### [Activity]
Print the records again, character for character.

==== Input records

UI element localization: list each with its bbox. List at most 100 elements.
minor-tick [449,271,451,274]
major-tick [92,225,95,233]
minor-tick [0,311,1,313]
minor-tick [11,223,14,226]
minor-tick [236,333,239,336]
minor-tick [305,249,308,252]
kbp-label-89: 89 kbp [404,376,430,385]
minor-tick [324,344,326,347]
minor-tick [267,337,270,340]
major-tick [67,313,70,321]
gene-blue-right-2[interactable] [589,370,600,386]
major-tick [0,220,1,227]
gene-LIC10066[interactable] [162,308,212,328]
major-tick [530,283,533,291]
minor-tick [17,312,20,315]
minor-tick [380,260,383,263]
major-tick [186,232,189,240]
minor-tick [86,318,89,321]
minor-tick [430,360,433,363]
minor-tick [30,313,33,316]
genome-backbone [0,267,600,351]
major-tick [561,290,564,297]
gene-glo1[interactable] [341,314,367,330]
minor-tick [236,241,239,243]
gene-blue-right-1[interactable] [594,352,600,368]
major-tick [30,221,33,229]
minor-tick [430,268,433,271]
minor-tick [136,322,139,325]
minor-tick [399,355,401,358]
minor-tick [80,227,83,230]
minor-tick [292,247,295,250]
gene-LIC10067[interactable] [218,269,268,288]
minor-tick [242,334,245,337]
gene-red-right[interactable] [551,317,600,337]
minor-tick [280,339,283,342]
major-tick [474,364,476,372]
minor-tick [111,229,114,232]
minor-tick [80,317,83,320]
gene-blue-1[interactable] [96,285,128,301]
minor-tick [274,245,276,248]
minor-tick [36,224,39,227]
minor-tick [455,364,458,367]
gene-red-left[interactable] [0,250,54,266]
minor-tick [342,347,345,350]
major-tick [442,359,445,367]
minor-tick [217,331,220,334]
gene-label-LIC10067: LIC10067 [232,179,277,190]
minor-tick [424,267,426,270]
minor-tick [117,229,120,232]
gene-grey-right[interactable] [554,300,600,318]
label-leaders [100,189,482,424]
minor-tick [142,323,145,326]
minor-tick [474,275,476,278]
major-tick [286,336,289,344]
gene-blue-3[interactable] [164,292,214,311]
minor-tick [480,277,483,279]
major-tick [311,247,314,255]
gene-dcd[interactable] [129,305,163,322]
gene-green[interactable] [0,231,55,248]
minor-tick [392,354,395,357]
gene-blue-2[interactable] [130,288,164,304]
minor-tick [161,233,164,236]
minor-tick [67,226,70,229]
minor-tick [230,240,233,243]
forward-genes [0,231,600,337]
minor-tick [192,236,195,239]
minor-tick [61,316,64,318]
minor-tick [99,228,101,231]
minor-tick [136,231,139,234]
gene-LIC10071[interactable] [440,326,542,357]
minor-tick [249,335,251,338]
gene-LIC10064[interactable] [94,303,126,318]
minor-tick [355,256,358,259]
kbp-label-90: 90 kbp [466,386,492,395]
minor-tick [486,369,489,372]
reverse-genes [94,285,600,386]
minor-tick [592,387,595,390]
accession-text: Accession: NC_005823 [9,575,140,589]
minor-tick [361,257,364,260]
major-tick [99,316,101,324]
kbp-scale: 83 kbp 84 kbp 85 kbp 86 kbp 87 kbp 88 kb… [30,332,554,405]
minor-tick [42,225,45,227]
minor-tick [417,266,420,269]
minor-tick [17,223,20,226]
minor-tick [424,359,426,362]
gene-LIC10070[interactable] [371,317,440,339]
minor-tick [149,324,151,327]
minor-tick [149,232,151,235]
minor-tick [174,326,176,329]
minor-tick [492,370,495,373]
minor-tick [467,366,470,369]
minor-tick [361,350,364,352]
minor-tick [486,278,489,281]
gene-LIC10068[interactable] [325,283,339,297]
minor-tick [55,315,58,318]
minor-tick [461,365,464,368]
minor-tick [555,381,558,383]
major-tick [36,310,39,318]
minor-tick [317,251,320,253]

========

### [Solution]
UI element localization: list each with its bbox. List at most 100 elements.
minor-tick [449,271,451,274]
major-tick [92,225,95,233]
minor-tick [0,311,1,313]
minor-tick [11,223,14,226]
minor-tick [236,333,239,336]
minor-tick [305,249,308,252]
kbp-label-89: 89 kbp [404,376,430,385]
minor-tick [324,344,326,347]
minor-tick [267,337,270,340]
major-tick [67,313,70,321]
gene-blue-right-2[interactable] [589,370,600,386]
major-tick [0,220,1,227]
gene-LIC10066[interactable] [162,308,212,328]
major-tick [530,283,533,291]
minor-tick [17,312,20,315]
minor-tick [380,260,383,263]
major-tick [186,232,189,240]
minor-tick [86,318,89,321]
minor-tick [430,360,433,363]
minor-tick [30,313,33,316]
genome-backbone [0,267,600,351]
major-tick [561,290,564,297]
gene-glo1[interactable] [341,314,367,330]
minor-tick [236,241,239,243]
gene-blue-right-1[interactable] [594,352,600,368]
major-tick [30,221,33,229]
minor-tick [430,268,433,271]
minor-tick [136,322,139,325]
minor-tick [399,355,401,358]
minor-tick [80,227,83,230]
minor-tick [292,247,295,250]
gene-LIC10067[interactable] [218,269,268,288]
minor-tick [242,334,245,337]
gene-red-right[interactable] [551,317,600,337]
minor-tick [280,339,283,342]
major-tick [474,364,476,372]
minor-tick [111,229,114,232]
minor-tick [80,317,83,320]
gene-blue-1[interactable] [96,285,128,301]
minor-tick [274,245,276,248]
minor-tick [36,224,39,227]
minor-tick [455,364,458,367]
gene-red-left[interactable] [0,250,54,266]
minor-tick [342,347,345,350]
major-tick [442,359,445,367]
minor-tick [217,331,220,334]
gene-label-LIC10067: LIC10067 [232,179,277,190]
minor-tick [424,267,426,270]
minor-tick [117,229,120,232]
gene-grey-right[interactable] [554,300,600,318]
label-leaders [100,189,482,424]
minor-tick [142,323,145,326]
minor-tick [474,275,476,278]
major-tick [286,336,289,344]
gene-blue-3[interactable] [164,292,214,311]
minor-tick [480,277,483,279]
major-tick [311,247,314,255]
gene-dcd[interactable] [129,305,163,322]
gene-green[interactable] [0,231,55,248]
minor-tick [392,354,395,357]
gene-blue-2[interactable] [130,288,164,304]
minor-tick [161,233,164,236]
minor-tick [67,226,70,229]
minor-tick [230,240,233,243]
forward-genes [0,231,600,337]
minor-tick [192,236,195,239]
minor-tick [61,316,64,318]
minor-tick [99,228,101,231]
minor-tick [136,231,139,234]
gene-LIC10071[interactable] [440,326,542,357]
minor-tick [249,335,251,338]
gene-LIC10064[interactable] [94,303,126,318]
minor-tick [355,256,358,259]
kbp-label-90: 90 kbp [466,386,492,395]
minor-tick [486,369,489,372]
reverse-genes [94,285,600,386]
minor-tick [592,387,595,390]
accession-text: Accession: NC_005823 [9,575,140,589]
minor-tick [361,257,364,260]
major-tick [99,316,101,324]
kbp-scale: 83 kbp 84 kbp 85 kbp 86 kbp 87 kbp 88 kb… [30,332,554,405]
minor-tick [42,225,45,227]
minor-tick [417,266,420,269]
minor-tick [17,223,20,226]
minor-tick [424,359,426,362]
gene-LIC10070[interactable] [371,317,440,339]
minor-tick [149,324,151,327]
minor-tick [149,232,151,235]
minor-tick [174,326,176,329]
minor-tick [492,370,495,373]
minor-tick [467,366,470,369]
minor-tick [361,350,364,352]
minor-tick [486,278,489,281]
gene-LIC10068[interactable] [325,283,339,297]
minor-tick [55,315,58,318]
minor-tick [461,365,464,368]
minor-tick [555,381,558,383]
major-tick [36,310,39,318]
minor-tick [317,251,320,253]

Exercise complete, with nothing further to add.